- Aim of the exercise -
Pull every line that holds the word "Tonnen" from the entries.

- Stored records -
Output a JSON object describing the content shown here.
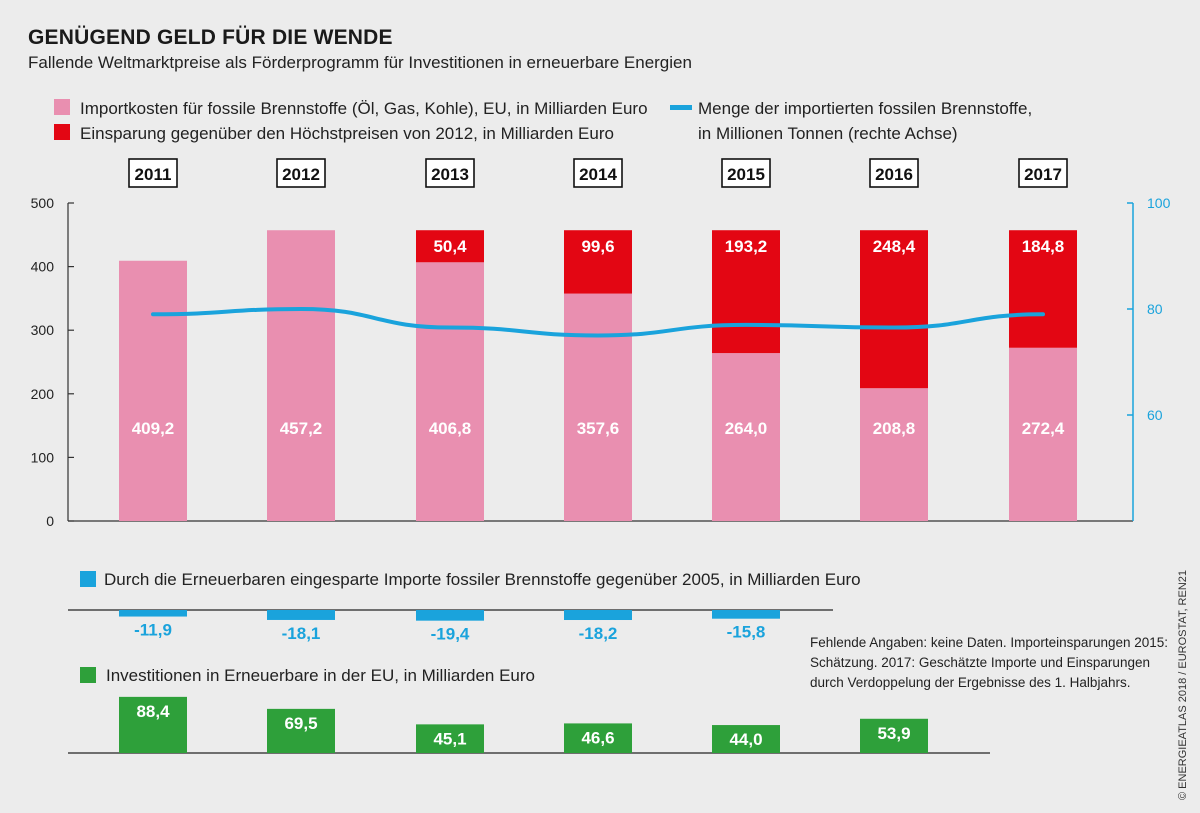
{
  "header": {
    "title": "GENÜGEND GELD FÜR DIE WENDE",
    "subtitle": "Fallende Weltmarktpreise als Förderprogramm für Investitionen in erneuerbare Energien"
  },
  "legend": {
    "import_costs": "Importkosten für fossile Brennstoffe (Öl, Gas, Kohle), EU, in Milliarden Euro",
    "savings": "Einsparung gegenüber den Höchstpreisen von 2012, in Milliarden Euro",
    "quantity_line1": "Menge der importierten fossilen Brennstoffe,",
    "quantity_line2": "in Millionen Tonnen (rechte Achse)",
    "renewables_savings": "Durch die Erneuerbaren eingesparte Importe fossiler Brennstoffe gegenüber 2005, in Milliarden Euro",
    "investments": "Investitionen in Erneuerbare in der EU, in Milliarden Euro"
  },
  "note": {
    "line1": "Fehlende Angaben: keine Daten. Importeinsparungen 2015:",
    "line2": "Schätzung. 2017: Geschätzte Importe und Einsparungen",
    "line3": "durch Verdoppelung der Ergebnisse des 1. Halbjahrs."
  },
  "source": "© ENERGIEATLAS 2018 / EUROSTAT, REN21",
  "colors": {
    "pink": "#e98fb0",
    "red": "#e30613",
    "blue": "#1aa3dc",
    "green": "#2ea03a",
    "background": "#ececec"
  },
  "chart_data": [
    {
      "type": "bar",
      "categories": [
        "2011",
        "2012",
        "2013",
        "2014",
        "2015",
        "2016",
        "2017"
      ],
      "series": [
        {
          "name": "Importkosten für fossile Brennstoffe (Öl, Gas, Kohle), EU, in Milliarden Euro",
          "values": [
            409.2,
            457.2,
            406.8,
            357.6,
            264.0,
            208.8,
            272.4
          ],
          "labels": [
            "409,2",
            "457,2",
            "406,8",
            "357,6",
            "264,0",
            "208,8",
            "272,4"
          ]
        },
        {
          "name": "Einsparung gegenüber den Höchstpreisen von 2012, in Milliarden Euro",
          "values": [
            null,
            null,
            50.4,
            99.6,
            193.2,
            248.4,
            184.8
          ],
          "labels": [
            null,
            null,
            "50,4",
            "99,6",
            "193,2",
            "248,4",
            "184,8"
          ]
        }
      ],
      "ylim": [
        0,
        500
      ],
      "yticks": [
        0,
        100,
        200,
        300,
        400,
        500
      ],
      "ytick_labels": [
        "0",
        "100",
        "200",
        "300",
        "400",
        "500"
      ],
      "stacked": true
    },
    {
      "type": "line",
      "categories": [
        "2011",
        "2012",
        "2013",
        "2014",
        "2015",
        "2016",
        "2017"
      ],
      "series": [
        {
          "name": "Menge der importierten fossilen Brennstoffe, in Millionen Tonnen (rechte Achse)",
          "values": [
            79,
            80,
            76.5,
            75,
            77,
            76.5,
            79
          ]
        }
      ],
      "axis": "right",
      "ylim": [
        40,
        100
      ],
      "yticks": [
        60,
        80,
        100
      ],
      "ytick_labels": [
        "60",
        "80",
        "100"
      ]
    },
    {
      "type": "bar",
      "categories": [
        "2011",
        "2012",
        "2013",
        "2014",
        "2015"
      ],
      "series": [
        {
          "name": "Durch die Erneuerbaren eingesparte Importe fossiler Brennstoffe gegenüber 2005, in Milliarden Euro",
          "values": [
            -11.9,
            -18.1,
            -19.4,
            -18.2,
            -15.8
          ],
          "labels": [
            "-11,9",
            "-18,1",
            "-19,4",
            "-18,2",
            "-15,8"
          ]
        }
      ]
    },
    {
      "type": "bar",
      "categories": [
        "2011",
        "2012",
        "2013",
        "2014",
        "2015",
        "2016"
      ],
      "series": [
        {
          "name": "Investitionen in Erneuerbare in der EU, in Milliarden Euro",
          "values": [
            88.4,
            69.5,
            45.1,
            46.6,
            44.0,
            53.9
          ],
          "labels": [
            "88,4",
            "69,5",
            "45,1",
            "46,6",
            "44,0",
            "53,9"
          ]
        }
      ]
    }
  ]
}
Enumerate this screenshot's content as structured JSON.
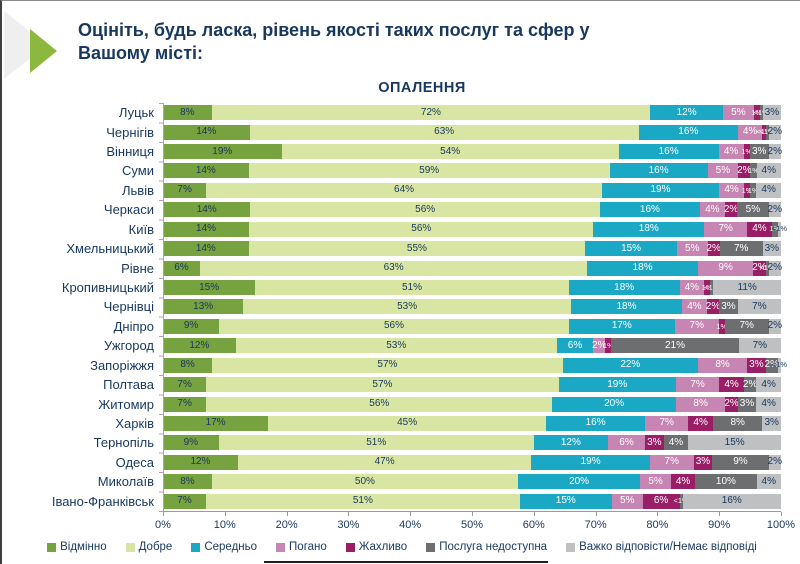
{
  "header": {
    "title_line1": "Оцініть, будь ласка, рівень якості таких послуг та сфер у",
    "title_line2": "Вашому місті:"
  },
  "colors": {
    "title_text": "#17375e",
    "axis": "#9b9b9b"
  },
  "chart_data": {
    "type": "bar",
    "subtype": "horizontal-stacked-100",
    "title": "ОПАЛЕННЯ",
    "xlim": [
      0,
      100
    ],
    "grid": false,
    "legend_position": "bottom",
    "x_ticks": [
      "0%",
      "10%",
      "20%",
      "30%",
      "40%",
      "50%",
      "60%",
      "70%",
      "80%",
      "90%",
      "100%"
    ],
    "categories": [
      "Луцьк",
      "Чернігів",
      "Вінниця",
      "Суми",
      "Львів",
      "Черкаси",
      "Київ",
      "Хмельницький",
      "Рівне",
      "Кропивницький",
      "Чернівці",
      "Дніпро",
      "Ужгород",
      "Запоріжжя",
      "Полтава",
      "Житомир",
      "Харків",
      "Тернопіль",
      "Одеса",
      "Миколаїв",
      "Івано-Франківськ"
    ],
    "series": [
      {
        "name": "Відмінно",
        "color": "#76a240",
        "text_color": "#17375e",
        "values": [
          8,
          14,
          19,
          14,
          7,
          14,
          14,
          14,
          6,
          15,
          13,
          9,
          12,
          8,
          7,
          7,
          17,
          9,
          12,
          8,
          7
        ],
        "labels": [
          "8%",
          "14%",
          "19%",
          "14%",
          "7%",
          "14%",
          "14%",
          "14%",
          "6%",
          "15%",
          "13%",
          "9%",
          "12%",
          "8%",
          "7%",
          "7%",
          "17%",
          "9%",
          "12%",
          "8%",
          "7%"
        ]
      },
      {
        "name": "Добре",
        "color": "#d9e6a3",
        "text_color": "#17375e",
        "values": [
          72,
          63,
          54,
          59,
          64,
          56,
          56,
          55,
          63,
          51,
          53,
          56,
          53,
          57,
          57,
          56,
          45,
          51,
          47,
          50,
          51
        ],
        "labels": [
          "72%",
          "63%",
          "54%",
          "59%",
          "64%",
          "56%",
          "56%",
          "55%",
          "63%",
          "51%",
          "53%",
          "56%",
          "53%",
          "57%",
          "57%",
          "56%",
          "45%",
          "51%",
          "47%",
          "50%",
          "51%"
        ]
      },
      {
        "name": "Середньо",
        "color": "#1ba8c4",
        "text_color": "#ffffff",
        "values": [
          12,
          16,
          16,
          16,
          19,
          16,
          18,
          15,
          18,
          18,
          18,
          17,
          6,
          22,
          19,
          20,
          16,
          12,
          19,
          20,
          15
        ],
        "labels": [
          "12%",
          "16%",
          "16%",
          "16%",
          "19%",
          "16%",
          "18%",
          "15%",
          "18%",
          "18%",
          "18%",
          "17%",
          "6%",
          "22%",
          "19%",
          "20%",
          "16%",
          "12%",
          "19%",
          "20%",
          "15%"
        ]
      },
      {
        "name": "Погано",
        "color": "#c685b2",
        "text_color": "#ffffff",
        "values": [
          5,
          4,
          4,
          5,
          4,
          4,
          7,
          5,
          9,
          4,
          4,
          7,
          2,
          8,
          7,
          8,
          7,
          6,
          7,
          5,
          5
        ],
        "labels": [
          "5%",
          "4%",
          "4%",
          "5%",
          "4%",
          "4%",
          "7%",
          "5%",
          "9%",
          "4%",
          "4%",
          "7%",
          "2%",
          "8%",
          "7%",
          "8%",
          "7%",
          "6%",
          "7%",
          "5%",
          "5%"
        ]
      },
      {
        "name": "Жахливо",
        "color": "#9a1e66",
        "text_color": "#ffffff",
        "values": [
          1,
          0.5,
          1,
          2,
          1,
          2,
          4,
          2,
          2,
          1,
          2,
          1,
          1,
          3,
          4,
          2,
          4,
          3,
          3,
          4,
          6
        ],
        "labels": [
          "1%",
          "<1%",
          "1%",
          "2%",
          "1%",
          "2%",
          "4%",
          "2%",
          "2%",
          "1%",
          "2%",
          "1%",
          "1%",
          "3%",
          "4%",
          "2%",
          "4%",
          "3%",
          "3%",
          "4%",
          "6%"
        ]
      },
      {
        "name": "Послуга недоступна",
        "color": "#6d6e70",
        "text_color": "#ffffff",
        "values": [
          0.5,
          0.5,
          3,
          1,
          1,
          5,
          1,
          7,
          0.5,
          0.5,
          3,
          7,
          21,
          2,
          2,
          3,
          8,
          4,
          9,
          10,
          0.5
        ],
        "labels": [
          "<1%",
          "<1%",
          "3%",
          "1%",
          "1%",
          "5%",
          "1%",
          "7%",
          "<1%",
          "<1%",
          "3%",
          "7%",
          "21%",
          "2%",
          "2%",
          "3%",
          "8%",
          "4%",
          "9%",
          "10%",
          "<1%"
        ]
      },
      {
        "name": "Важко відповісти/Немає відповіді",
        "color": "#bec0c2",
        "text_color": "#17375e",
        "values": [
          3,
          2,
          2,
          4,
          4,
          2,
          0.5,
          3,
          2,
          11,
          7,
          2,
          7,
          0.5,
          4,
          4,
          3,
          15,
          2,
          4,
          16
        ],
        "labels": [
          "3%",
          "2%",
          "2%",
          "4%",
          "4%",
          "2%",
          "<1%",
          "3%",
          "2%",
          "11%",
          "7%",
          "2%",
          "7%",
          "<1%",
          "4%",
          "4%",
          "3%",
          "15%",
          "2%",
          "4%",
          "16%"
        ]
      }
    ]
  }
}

- Solution -
    "quantity_line2": "in Millionen Tonnen (rechte Achse)",
          "name": "Menge der importierten fossilen Brennstoffe, in Millionen Tonnen (rechte Achse)",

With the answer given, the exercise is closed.